* _EXERCISE AIM_
Copy every line of the data in which the word "able" occurs.

[Collected data]
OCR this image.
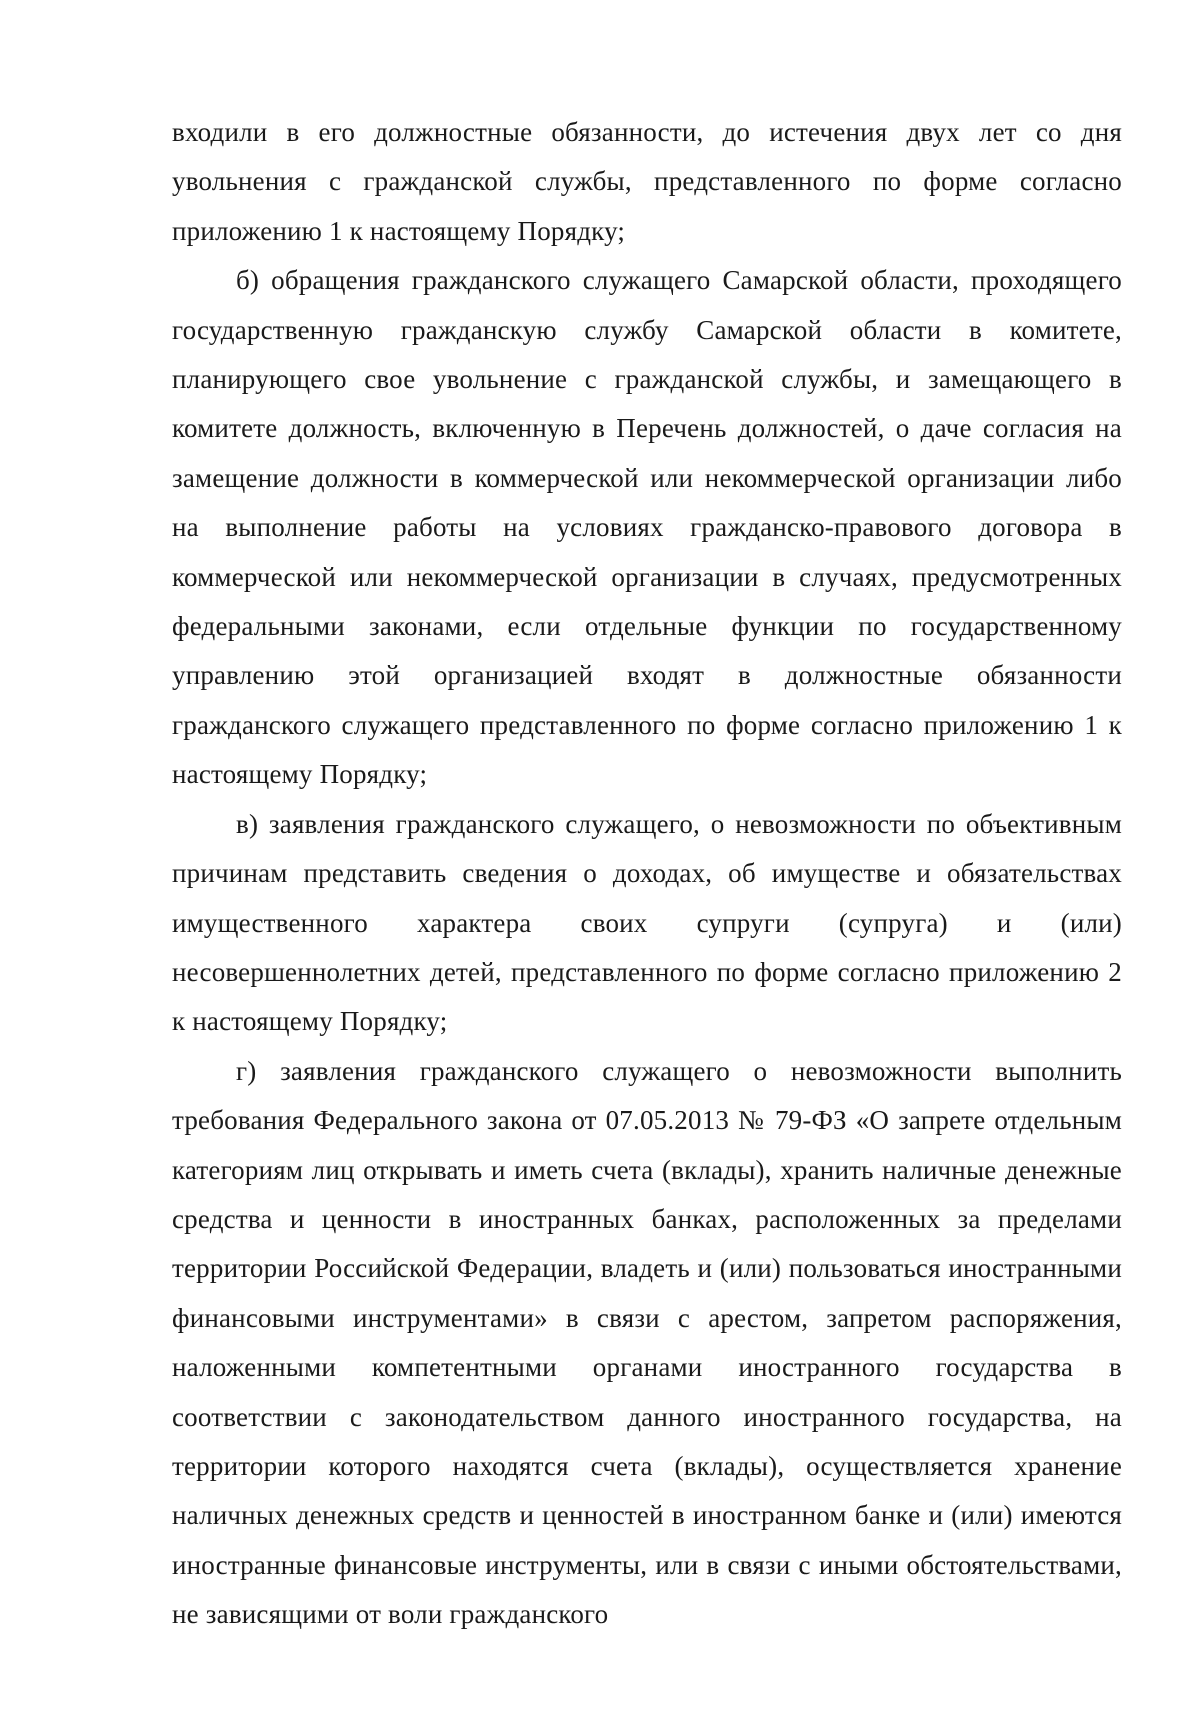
входили в его должностные обязанности, до истечения двух лет со дня увольнения с гражданской службы, представленного по форме согласно приложению 1 к настоящему Порядку;

б) обращения гражданского служащего Самарской области, проходящего государственную гражданскую службу Самарской области в комитете, планирующего свое увольнение с гражданской службы, и замещающего в комитете должность, включенную в Перечень должностей, о даче согласия на замещение должности в коммерческой или некоммерческой организации либо на выполнение работы на условиях гражданско-правового договора в коммерческой или некоммерческой организации в случаях, предусмотренных федеральными законами, если отдельные функции по государственному управлению этой организацией входят в должностные обязанности гражданского служащего представленного по форме согласно приложению 1 к настоящему Порядку;

в) заявления гражданского служащего, о невозможности по объективным причинам представить сведения о доходах, об имуществе и обязательствах имущественного характера своих супруги (супруга) и (или) несовершеннолетних детей, представленного по форме согласно приложению 2 к настоящему Порядку;

г) заявления гражданского служащего о невозможности выполнить требования Федерального закона от 07.05.2013 № 79-ФЗ «О запрете отдельным категориям лиц открывать и иметь счета (вклады), хранить наличные денежные средства и ценности в иностранных банках, расположенных за пределами территории Российской Федерации, владеть и (или) пользоваться иностранными финансовыми инструментами» в связи с арестом, запретом распоряжения, наложенными компетентными органами иностранного государства в соответствии с законодательством данного иностранного государства, на территории которого находятся счета (вклады), осуществляется хранение наличных денежных средств и ценностей в иностранном банке и (или) имеются иностранные финансовые инструменты, или в связи с иными обстоятельствами, не зависящими от воли гражданского
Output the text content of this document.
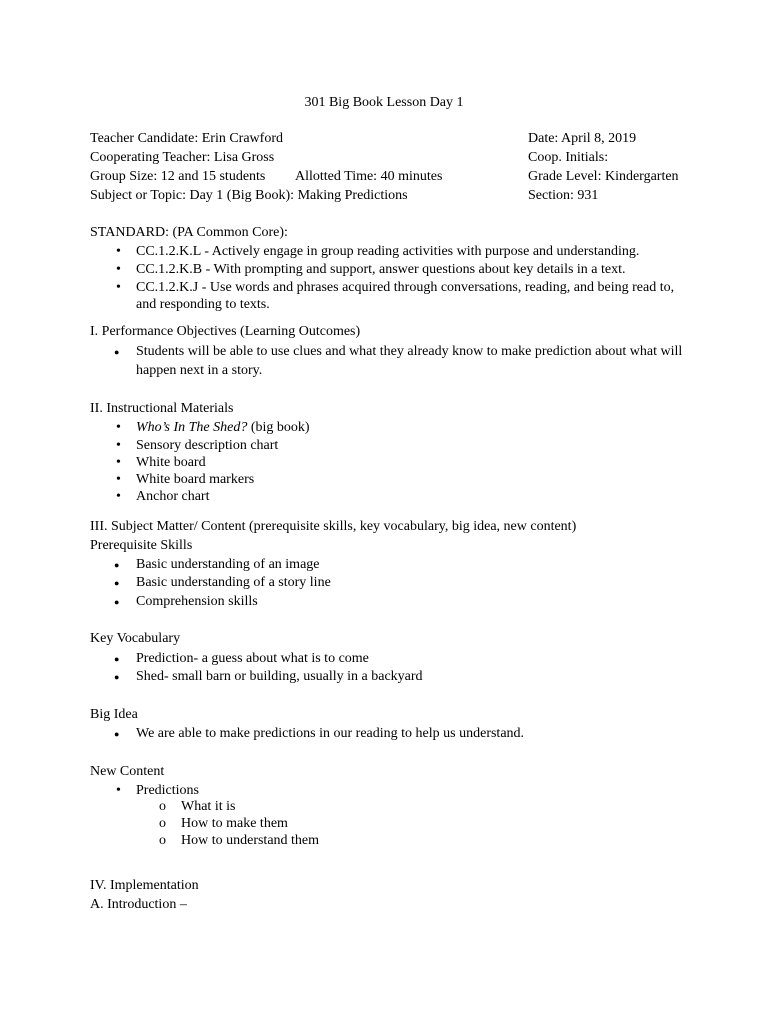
301 Big Book Lesson Day 1
Teacher Candidate: Erin Crawford
Cooperating Teacher: Lisa Gross
Group Size: 12 and 15 students Allotted Time: 40 minutes
Subject or Topic: Day 1 (Big Book): Making Predictions
Date: April 8, 2019
Coop. Initials:
Grade Level: Kindergarten
Section: 931
STANDARD: (PA Common Core):
• CC.1.2.K.L - Actively engage in group reading activities with purpose and understanding.
• CC.1.2.K.B - With prompting and support, answer questions about key details in a text.
• CC.1.2.K.J - Use words and phrases acquired through conversations, reading, and being read to,
and responding to texts.
I. Performance Objectives (Learning Outcomes)
● Students will be able to use clues and what they already know to make prediction about what will
happen next in a story.
II. Instructional Materials
• Who’s In The Shed? (big book)
• Sensory description chart
• White board
• White board markers
• Anchor chart
III. Subject Matter/ Content (prerequisite skills, key vocabulary, big idea, new content)
Prerequisite Skills
● Basic understanding of an image
● Basic understanding of a story line
● Comprehension skills
Key Vocabulary
● Prediction- a guess about what is to come
● Shed- small barn or building, usually in a backyard
Big Idea
● We are able to make predictions in our reading to help us understand.
New Content
• Predictions
o What it is
o How to make them
o How to understand them
IV. Implementation
A. Introduction –
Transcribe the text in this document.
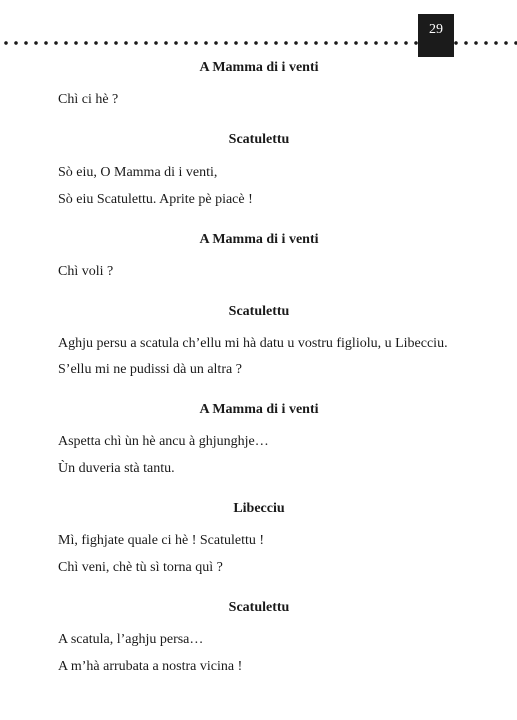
29

A Mamma di i venti

Chì ci hè ?

Scatulettu

Sò eiu, O Mamma di i venti,

Sò eiu Scatulettu. Aprite pè piacè !

A Mamma di i venti

Chì voli ?

Scatulettu

Aghju persu a scatula ch’ellu mi hà datu u vostru figliolu, u Libecciu.

S’ellu mi ne pudissi dà un altra ?

A Mamma di i venti

Aspetta chì ùn hè ancu à ghjunghje…

Ùn duveria stà tantu.

Libecciu

Mì, fighjate quale ci hè ! Scatulettu !

Chì veni, chè tù sì torna quì ?

Scatulettu

A scatula, l’aghju persa…

A m’hà arrubata a nostra vicina !
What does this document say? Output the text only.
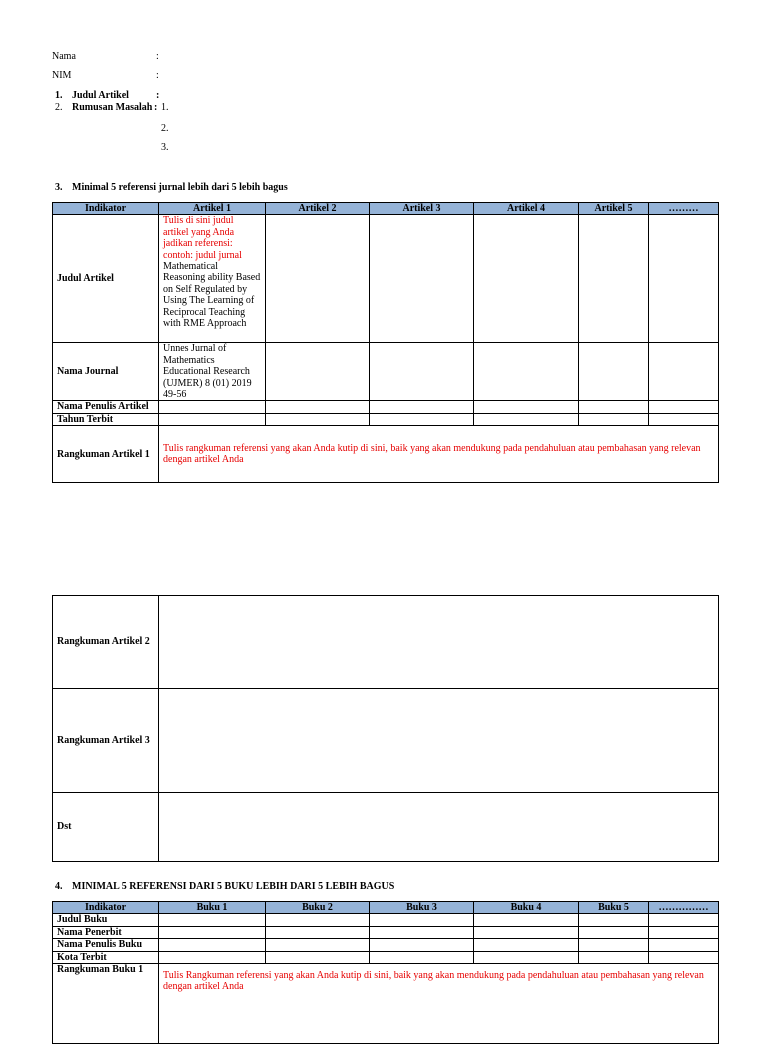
Nama	:
NIM	:
1. Judul Artikel	:
2. Rumusan Masalah : 1.
2.
3.
3. Minimal 5 referensi jurnal lebih dari 5 lebih bagus
Indikator	Artikel 1	Artikel 2	Artikel 3	Artikel 4	Artikel 5	………
Judul Artikel	Tulis di sini judul artikel yang Anda jadikan referensi: contoh: judul jurnal
Mathematical Reasoning ability Based on Self Regulated by Using The Learning of Reciprocal Teaching with RME Approach					

Nama Journal	Unnes Jurnal of Mathematics Educational Research (UJMER) 8 (01) 2019 49-56					
Nama Penulis Artikel						
Tahun Terbit						
Rangkuman Artikel 1	Tulis rangkuman referensi yang akan Anda kutip di sini, baik yang akan mendukung pada pendahuluan atau pembahasan yang relevan dengan artikel Anda					
Rangkuman Artikel 2	
Rangkuman Artikel 3	
Dst	
4. MINIMAL 5 REFERENSI DARI 5 BUKU LEBIH DARI 5 LEBIH BAGUS
Indikator	Buku 1	Buku 2	Buku 3	Buku 4	Buku 5	……………
Judul Buku						
Nama Penerbit						
Nama Penulis Buku						
Kota Terbit						
Rangkuman Buku 1	Tulis Rangkuman referensi yang akan Anda kutip di sini, baik yang akan mendukung pada pendahuluan atau pembahasan yang relevan dengan artikel Anda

* _OUTPUT OF THE TASK_
● Students will be able to use clues and what they already know to make prediction about what will
● We are able to make predictions in our reading to help us understand.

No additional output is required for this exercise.